= WRITTEN PROBLEM =
Write out these items again, putting "bounding box" in place of "bbox" everywhere it occurs and keeping every other part unchanged. Omit the pictures from your answer.

= EXTRACTED MATERIAL =
[Begin]

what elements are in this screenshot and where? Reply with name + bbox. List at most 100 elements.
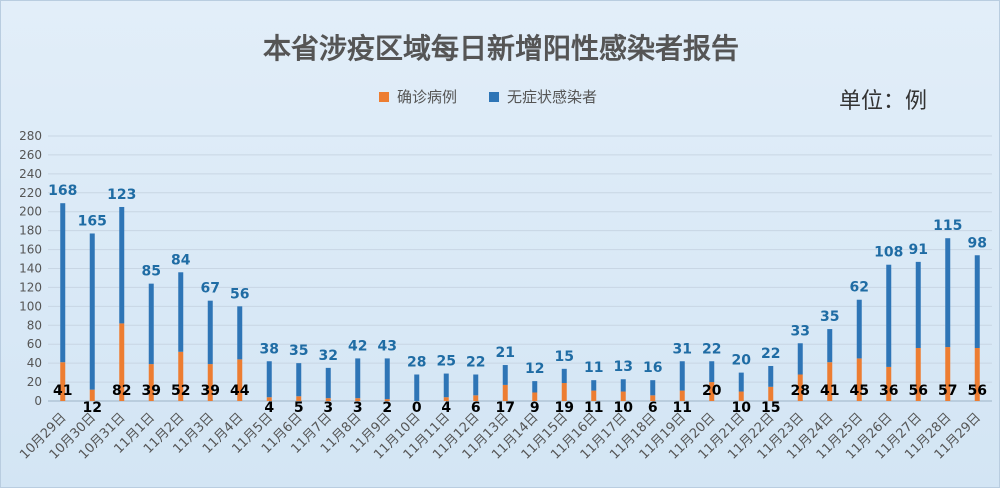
legend-swatch-confirmed (379, 91, 389, 102)
data-label-confirmed: 5 (294, 400, 304, 416)
data-label-confirmed: 10 (614, 400, 634, 416)
bar-confirmed (945, 347, 951, 401)
data-label-asymptomatic: 85 (142, 264, 161, 280)
y-tick-label: 20 (27, 375, 42, 389)
data-label-asymptomatic: 43 (378, 338, 397, 354)
bar-asymptomatic (178, 272, 184, 352)
data-label-confirmed: 0 (412, 400, 422, 416)
bar-confirmed (532, 392, 538, 401)
data-label-asymptomatic: 35 (820, 309, 839, 325)
bar-confirmed (207, 364, 213, 401)
bar-confirmed (827, 362, 833, 401)
legend-entry-asymptomatic: 无症状感染者 (489, 86, 597, 107)
bar-asymptomatic (414, 374, 420, 401)
bar-asymptomatic (89, 233, 95, 390)
bar-asymptomatic (945, 238, 951, 348)
data-label-asymptomatic: 98 (968, 235, 987, 251)
bar-asymptomatic (738, 372, 744, 392)
bar-confirmed (443, 397, 449, 401)
data-label-asymptomatic: 22 (702, 341, 721, 357)
data-label-asymptomatic: 168 (48, 183, 77, 199)
data-label-asymptomatic: 22 (466, 355, 485, 371)
data-label-confirmed: 41 (53, 383, 72, 399)
y-tick-label: 100 (19, 299, 42, 313)
y-tick-label: 60 (27, 337, 42, 351)
data-label-confirmed: 45 (850, 383, 869, 399)
bar-asymptomatic (266, 361, 272, 398)
data-label-confirmed: 6 (471, 400, 481, 416)
bar-asymptomatic (709, 361, 715, 383)
data-label-asymptomatic: 31 (673, 341, 692, 357)
bar-confirmed (738, 391, 744, 401)
data-label-asymptomatic: 21 (496, 345, 515, 361)
data-label-confirmed: 6 (648, 400, 658, 416)
legend-label-confirmed: 确诊病例 (397, 88, 458, 106)
data-label-asymptomatic: 33 (791, 323, 810, 339)
data-label-confirmed: 20 (702, 383, 722, 399)
bar-confirmed (591, 390, 597, 401)
bar-confirmed (502, 384, 508, 401)
data-label-confirmed: 57 (938, 383, 957, 399)
data-label-confirmed: 44 (230, 383, 250, 399)
data-label-confirmed: 11 (673, 400, 692, 416)
chart-title: 本省涉疫区域每日新增阳性感染者报告 (262, 32, 739, 65)
y-tick-label: 40 (27, 356, 42, 370)
data-label-confirmed: 39 (142, 383, 161, 399)
bar-asymptomatic (443, 373, 449, 398)
bar-confirmed (473, 395, 479, 401)
bar-confirmed (325, 398, 331, 401)
bar-asymptomatic (561, 368, 567, 384)
bar-asymptomatic (679, 361, 685, 391)
bar-confirmed (620, 391, 626, 401)
bar-confirmed (384, 399, 390, 401)
data-label-confirmed: 3 (353, 400, 363, 416)
bar-asymptomatic (148, 283, 154, 365)
bar-confirmed (296, 396, 302, 401)
data-label-asymptomatic: 115 (933, 218, 962, 234)
data-label-asymptomatic: 108 (874, 245, 903, 261)
unit-note: 单位：例 (839, 89, 928, 114)
bar-asymptomatic (768, 365, 774, 387)
bar-asymptomatic (827, 329, 833, 363)
bar-confirmed (886, 366, 892, 401)
data-label-confirmed: 4 (264, 400, 274, 416)
legend-swatch-asymptomatic (489, 91, 500, 102)
bar-confirmed (89, 389, 95, 401)
data-label-asymptomatic: 67 (201, 281, 220, 297)
data-label-asymptomatic: 123 (107, 187, 136, 203)
bar-confirmed (178, 351, 184, 401)
y-tick-label: 80 (27, 318, 42, 332)
y-tick-label: 140 (19, 262, 42, 276)
data-label-asymptomatic: 56 (230, 286, 249, 302)
bar-asymptomatic (974, 255, 980, 348)
data-label-confirmed: 12 (83, 400, 102, 416)
data-label-confirmed: 39 (201, 383, 220, 399)
data-label-asymptomatic: 91 (909, 242, 928, 258)
data-label-asymptomatic: 15 (555, 349, 574, 365)
bar-confirmed (237, 359, 243, 401)
data-label-confirmed: 10 (732, 400, 752, 416)
legend-label-asymptomatic: 无症状感染者 (507, 88, 598, 106)
bar-asymptomatic (207, 300, 213, 365)
data-label-asymptomatic: 165 (78, 213, 107, 229)
data-label-asymptomatic: 11 (584, 360, 603, 376)
bar-asymptomatic (915, 261, 921, 348)
data-label-asymptomatic: 28 (407, 355, 426, 371)
bar-asymptomatic (473, 374, 479, 396)
data-label-confirmed: 2 (382, 400, 392, 416)
data-label-asymptomatic: 84 (171, 252, 191, 268)
bar-asymptomatic (60, 203, 66, 363)
data-label-confirmed: 9 (530, 400, 540, 416)
bar-confirmed (915, 348, 921, 401)
bar-confirmed (355, 398, 361, 401)
legend: 确诊病例 无症状感染者 (379, 86, 597, 107)
data-label-confirmed: 82 (112, 383, 131, 399)
bar-asymptomatic (532, 381, 538, 393)
y-tick-label: 0 (34, 394, 42, 408)
data-label-confirmed: 36 (879, 383, 898, 399)
y-tick-label: 180 (19, 224, 42, 238)
y-tick-label: 160 (19, 243, 42, 257)
y-tick-label: 280 (19, 129, 42, 143)
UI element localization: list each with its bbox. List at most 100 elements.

[End]

= EXPECTED OUTPUT =
what elements are in this screenshot and where? Reply with name + bounding box. List at most 100 elements.
legend-swatch-confirmed (379, 91, 389, 102)
data-label-confirmed: 5 (294, 400, 304, 416)
data-label-confirmed: 10 (614, 400, 634, 416)
bar-confirmed (945, 347, 951, 401)
data-label-asymptomatic: 85 (142, 264, 161, 280)
y-tick-label: 20 (27, 375, 42, 389)
data-label-asymptomatic: 43 (378, 338, 397, 354)
bar-asymptomatic (178, 272, 184, 352)
data-label-confirmed: 0 (412, 400, 422, 416)
bar-confirmed (532, 392, 538, 401)
data-label-asymptomatic: 35 (820, 309, 839, 325)
bar-confirmed (207, 364, 213, 401)
bar-confirmed (827, 362, 833, 401)
legend-entry-asymptomatic: 无症状感染者 (489, 86, 597, 107)
bar-asymptomatic (414, 374, 420, 401)
bar-asymptomatic (89, 233, 95, 390)
bar-asymptomatic (945, 238, 951, 348)
data-label-asymptomatic: 98 (968, 235, 987, 251)
bar-asymptomatic (738, 372, 744, 392)
bar-confirmed (443, 397, 449, 401)
data-label-asymptomatic: 22 (702, 341, 721, 357)
data-label-asymptomatic: 168 (48, 183, 77, 199)
data-label-asymptomatic: 22 (466, 355, 485, 371)
data-label-confirmed: 41 (53, 383, 72, 399)
y-tick-label: 100 (19, 299, 42, 313)
y-tick-label: 60 (27, 337, 42, 351)
data-label-confirmed: 45 (850, 383, 869, 399)
bar-asymptomatic (266, 361, 272, 398)
data-label-confirmed: 6 (471, 400, 481, 416)
bar-asymptomatic (709, 361, 715, 383)
data-label-asymptomatic: 31 (673, 341, 692, 357)
bar-confirmed (738, 391, 744, 401)
data-label-asymptomatic: 21 (496, 345, 515, 361)
data-label-confirmed: 6 (648, 400, 658, 416)
legend-label-confirmed: 确诊病例 (397, 88, 458, 106)
data-label-asymptomatic: 33 (791, 323, 810, 339)
data-label-confirmed: 20 (702, 383, 722, 399)
bar-confirmed (591, 390, 597, 401)
bar-confirmed (502, 384, 508, 401)
data-label-confirmed: 57 (938, 383, 957, 399)
data-label-confirmed: 44 (230, 383, 250, 399)
data-label-confirmed: 11 (673, 400, 692, 416)
chart-title: 本省涉疫区域每日新增阳性感染者报告 (262, 32, 739, 65)
y-tick-label: 40 (27, 356, 42, 370)
data-label-confirmed: 39 (142, 383, 161, 399)
bar-asymptomatic (443, 373, 449, 398)
bar-confirmed (473, 395, 479, 401)
bar-confirmed (325, 398, 331, 401)
bar-asymptomatic (561, 368, 567, 384)
bar-asymptomatic (679, 361, 685, 391)
bar-confirmed (620, 391, 626, 401)
bar-confirmed (384, 399, 390, 401)
data-label-confirmed: 3 (353, 400, 363, 416)
bar-asymptomatic (148, 283, 154, 365)
bar-confirmed (296, 396, 302, 401)
data-label-asymptomatic: 115 (933, 218, 962, 234)
data-label-asymptomatic: 108 (874, 245, 903, 261)
unit-note: 单位：例 (839, 89, 928, 114)
bar-asymptomatic (768, 365, 774, 387)
bar-asymptomatic (827, 329, 833, 363)
bar-confirmed (886, 366, 892, 401)
data-label-confirmed: 4 (264, 400, 274, 416)
legend-swatch-asymptomatic (489, 91, 500, 102)
bar-confirmed (89, 389, 95, 401)
data-label-asymptomatic: 67 (201, 281, 220, 297)
data-label-asymptomatic: 123 (107, 187, 136, 203)
bar-confirmed (178, 351, 184, 401)
y-tick-label: 80 (27, 318, 42, 332)
y-tick-label: 140 (19, 262, 42, 276)
data-label-asymptomatic: 56 (230, 286, 249, 302)
bar-asymptomatic (974, 255, 980, 348)
data-label-confirmed: 12 (83, 400, 102, 416)
data-label-confirmed: 39 (201, 383, 220, 399)
data-label-asymptomatic: 91 (909, 242, 928, 258)
data-label-asymptomatic: 15 (555, 349, 574, 365)
bar-confirmed (237, 359, 243, 401)
data-label-confirmed: 10 (732, 400, 752, 416)
legend-label-asymptomatic: 无症状感染者 (507, 88, 598, 106)
bar-asymptomatic (207, 300, 213, 365)
data-label-asymptomatic: 165 (78, 213, 107, 229)
data-label-asymptomatic: 11 (584, 360, 603, 376)
bar-asymptomatic (915, 261, 921, 348)
data-label-asymptomatic: 28 (407, 355, 426, 371)
bar-asymptomatic (473, 374, 479, 396)
data-label-confirmed: 2 (382, 400, 392, 416)
data-label-asymptomatic: 84 (171, 252, 191, 268)
bar-asymptomatic (60, 203, 66, 363)
data-label-confirmed: 9 (530, 400, 540, 416)
bar-confirmed (915, 348, 921, 401)
bar-confirmed (355, 398, 361, 401)
legend: 确诊病例 无症状感染者 (379, 86, 597, 107)
data-label-confirmed: 82 (112, 383, 131, 399)
bar-asymptomatic (532, 381, 538, 393)
y-tick-label: 0 (34, 394, 42, 408)
data-label-confirmed: 36 (879, 383, 898, 399)
y-tick-label: 180 (19, 224, 42, 238)
y-tick-label: 160 (19, 243, 42, 257)
y-tick-label: 280 (19, 129, 42, 143)
UI element localization: list each with its bounding box. List at most 100 elements.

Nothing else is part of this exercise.